Provided information:
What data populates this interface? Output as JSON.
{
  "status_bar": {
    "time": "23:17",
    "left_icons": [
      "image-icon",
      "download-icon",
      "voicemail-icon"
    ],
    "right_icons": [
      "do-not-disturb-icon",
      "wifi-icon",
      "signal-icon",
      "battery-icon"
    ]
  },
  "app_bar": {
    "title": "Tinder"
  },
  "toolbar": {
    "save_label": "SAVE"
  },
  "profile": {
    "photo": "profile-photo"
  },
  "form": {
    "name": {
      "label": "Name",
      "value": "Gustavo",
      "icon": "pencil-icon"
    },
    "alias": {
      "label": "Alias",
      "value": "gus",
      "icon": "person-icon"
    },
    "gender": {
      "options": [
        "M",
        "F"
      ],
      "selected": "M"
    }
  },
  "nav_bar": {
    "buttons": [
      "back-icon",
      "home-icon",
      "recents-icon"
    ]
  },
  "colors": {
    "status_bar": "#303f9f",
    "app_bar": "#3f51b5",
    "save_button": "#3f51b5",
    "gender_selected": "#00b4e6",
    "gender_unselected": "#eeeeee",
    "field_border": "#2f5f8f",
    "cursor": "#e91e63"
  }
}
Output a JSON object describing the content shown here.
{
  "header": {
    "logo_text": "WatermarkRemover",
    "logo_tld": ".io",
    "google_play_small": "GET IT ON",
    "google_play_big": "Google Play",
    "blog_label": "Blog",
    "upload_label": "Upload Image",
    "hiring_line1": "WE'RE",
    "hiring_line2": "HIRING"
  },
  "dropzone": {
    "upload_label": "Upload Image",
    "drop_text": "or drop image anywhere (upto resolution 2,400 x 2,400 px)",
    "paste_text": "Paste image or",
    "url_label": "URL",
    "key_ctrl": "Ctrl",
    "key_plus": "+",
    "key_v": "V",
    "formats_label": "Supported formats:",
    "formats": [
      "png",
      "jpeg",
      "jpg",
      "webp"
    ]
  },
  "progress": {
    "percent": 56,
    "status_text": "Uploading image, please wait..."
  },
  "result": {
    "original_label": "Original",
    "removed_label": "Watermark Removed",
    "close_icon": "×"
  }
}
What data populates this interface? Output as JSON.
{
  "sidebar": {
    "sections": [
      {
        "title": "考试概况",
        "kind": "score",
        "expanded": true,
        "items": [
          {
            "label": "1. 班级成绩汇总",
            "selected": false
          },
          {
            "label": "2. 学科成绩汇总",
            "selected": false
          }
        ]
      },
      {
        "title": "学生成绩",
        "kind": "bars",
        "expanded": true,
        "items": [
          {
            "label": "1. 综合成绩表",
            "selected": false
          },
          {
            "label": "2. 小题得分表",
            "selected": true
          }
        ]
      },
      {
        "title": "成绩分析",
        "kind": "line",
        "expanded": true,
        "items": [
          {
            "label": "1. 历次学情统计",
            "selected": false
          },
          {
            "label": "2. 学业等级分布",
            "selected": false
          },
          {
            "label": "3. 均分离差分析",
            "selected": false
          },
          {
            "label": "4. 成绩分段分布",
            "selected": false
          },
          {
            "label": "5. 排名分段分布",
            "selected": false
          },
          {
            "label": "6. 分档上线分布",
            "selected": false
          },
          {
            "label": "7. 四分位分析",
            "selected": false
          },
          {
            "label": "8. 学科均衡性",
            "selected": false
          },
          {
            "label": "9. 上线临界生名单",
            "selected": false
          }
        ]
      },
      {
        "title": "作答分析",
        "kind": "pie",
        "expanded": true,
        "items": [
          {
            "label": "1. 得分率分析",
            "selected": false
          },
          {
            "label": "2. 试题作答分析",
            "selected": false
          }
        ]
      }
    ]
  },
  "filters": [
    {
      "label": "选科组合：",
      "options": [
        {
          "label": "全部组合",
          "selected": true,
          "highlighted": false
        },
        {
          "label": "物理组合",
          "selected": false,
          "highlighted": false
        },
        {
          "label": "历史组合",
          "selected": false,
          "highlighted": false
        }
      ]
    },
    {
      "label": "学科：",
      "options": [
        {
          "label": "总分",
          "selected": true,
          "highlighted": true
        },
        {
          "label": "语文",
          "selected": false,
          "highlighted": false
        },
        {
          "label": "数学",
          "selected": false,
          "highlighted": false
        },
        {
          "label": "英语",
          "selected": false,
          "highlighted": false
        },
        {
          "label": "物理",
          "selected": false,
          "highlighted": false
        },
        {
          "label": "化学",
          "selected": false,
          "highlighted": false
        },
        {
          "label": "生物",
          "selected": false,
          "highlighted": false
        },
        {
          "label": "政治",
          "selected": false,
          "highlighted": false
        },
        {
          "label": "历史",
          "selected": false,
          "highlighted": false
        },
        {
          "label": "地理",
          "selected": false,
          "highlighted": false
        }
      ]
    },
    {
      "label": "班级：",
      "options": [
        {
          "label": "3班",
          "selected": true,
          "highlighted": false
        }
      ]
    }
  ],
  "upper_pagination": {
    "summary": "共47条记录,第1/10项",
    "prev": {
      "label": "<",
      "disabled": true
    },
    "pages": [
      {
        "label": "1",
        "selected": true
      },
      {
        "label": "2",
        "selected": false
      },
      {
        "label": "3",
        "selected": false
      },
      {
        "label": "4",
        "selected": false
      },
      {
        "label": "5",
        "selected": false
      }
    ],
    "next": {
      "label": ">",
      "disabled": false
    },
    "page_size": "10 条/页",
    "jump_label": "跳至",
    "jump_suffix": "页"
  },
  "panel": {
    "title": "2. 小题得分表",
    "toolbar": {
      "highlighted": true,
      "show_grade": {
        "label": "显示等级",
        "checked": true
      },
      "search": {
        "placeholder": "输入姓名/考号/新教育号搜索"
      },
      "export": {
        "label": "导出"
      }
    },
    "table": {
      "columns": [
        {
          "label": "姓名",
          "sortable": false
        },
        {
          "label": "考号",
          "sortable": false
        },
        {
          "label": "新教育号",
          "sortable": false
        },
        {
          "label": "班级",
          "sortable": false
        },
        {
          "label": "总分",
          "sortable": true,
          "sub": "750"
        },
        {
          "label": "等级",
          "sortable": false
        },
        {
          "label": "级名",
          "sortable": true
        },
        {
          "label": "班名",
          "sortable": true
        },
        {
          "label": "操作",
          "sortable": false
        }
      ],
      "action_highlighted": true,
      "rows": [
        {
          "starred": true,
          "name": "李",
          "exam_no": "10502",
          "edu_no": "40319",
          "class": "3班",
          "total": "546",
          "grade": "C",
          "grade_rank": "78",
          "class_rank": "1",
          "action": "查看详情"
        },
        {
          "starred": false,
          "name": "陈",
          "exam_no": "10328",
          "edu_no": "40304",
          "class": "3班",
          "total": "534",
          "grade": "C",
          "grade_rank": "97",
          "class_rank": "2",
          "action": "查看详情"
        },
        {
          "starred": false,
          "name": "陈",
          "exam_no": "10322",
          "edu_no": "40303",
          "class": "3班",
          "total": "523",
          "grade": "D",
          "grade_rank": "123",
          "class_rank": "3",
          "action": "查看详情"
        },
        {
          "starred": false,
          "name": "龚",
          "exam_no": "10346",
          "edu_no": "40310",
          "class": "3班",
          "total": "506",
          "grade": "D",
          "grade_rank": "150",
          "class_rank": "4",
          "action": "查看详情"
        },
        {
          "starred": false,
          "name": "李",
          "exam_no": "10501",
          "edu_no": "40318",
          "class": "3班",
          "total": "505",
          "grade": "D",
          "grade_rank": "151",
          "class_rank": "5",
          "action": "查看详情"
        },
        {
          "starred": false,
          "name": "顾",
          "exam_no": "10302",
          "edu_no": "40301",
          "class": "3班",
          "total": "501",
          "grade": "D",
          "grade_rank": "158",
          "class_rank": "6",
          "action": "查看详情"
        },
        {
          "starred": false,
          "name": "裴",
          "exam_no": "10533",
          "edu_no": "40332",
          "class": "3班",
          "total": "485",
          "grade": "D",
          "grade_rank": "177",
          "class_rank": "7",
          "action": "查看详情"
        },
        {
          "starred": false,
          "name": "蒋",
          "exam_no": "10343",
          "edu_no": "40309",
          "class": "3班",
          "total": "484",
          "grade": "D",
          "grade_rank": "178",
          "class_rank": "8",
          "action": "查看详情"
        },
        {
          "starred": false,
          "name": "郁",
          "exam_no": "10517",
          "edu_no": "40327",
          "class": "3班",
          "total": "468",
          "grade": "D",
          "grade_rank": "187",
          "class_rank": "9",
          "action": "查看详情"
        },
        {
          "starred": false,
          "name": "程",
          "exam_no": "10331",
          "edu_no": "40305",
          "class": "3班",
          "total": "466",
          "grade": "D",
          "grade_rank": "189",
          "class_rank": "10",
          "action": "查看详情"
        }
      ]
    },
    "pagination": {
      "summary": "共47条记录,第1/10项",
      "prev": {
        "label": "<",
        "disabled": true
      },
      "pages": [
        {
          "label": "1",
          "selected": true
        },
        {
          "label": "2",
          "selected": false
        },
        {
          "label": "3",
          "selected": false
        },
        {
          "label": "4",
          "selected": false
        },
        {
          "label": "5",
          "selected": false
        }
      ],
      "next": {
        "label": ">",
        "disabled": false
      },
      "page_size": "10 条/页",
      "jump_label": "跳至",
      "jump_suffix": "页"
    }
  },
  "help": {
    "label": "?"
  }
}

Task objective:
From the data above, copy each line where the string "total" appears.

Answer to the problem:
          "total": "546",
          "total": "534",
          "total": "523",
          "total": "506",
          "total": "505",
          "total": "501",
          "total": "485",
          "total": "484",
          "total": "468",
          "total": "466",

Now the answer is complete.